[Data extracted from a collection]
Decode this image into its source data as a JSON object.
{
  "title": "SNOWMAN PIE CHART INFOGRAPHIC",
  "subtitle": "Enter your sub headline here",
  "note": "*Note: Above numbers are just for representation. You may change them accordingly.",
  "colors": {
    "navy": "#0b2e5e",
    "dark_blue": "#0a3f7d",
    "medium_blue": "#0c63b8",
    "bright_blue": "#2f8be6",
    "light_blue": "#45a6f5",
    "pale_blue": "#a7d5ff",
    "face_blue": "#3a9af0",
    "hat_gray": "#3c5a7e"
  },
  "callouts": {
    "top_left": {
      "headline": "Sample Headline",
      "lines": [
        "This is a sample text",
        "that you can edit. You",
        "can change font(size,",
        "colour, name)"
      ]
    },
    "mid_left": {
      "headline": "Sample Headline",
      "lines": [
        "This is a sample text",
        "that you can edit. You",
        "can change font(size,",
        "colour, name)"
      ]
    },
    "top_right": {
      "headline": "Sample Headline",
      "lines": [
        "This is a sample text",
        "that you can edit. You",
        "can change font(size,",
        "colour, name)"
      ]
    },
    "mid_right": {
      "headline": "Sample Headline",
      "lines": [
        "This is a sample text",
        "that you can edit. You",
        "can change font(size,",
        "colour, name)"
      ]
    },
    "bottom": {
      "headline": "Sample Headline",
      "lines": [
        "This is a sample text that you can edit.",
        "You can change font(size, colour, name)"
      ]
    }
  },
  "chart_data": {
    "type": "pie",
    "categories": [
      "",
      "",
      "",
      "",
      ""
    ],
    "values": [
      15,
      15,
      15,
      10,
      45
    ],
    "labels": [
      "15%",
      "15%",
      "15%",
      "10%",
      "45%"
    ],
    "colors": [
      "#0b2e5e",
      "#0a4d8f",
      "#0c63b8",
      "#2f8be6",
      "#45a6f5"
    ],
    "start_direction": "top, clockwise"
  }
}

#### Exercise:
Write out the data again, exactly and in full.

#### Answer to the task:
Decode this image into its source data as a JSON object.
{
  "title": "SNOWMAN PIE CHART INFOGRAPHIC",
  "subtitle": "Enter your sub headline here",
  "note": "*Note: Above numbers are just for representation. You may change them accordingly.",
  "colors": {
    "navy": "#0b2e5e",
    "dark_blue": "#0a3f7d",
    "medium_blue": "#0c63b8",
    "bright_blue": "#2f8be6",
    "light_blue": "#45a6f5",
    "pale_blue": "#a7d5ff",
    "face_blue": "#3a9af0",
    "hat_gray": "#3c5a7e"
  },
  "callouts": {
    "top_left": {
      "headline": "Sample Headline",
      "lines": [
        "This is a sample text",
        "that you can edit. You",
        "can change font(size,",
        "colour, name)"
      ]
    },
    "mid_left": {
      "headline": "Sample Headline",
      "lines": [
        "This is a sample text",
        "that you can edit. You",
        "can change font(size,",
        "colour, name)"
      ]
    },
    "top_right": {
      "headline": "Sample Headline",
      "lines": [
        "This is a sample text",
        "that you can edit. You",
        "can change font(size,",
        "colour, name)"
      ]
    },
    "mid_right": {
      "headline": "Sample Headline",
      "lines": [
        "This is a sample text",
        "that you can edit. You",
        "can change font(size,",
        "colour, name)"
      ]
    },
    "bottom": {
      "headline": "Sample Headline",
      "lines": [
        "This is a sample text that you can edit.",
        "You can change font(size, colour, name)"
      ]
    }
  },
  "chart_data": {
    "type": "pie",
    "categories": [
      "",
      "",
      "",
      "",
      ""
    ],
    "values": [
      15,
      15,
      15,
      10,
      45
    ],
    "labels": [
      "15%",
      "15%",
      "15%",
      "10%",
      "45%"
    ],
    "colors": [
      "#0b2e5e",
      "#0a4d8f",
      "#0c63b8",
      "#2f8be6",
      "#45a6f5"
    ],
    "start_direction": "top, clockwise"
  }
}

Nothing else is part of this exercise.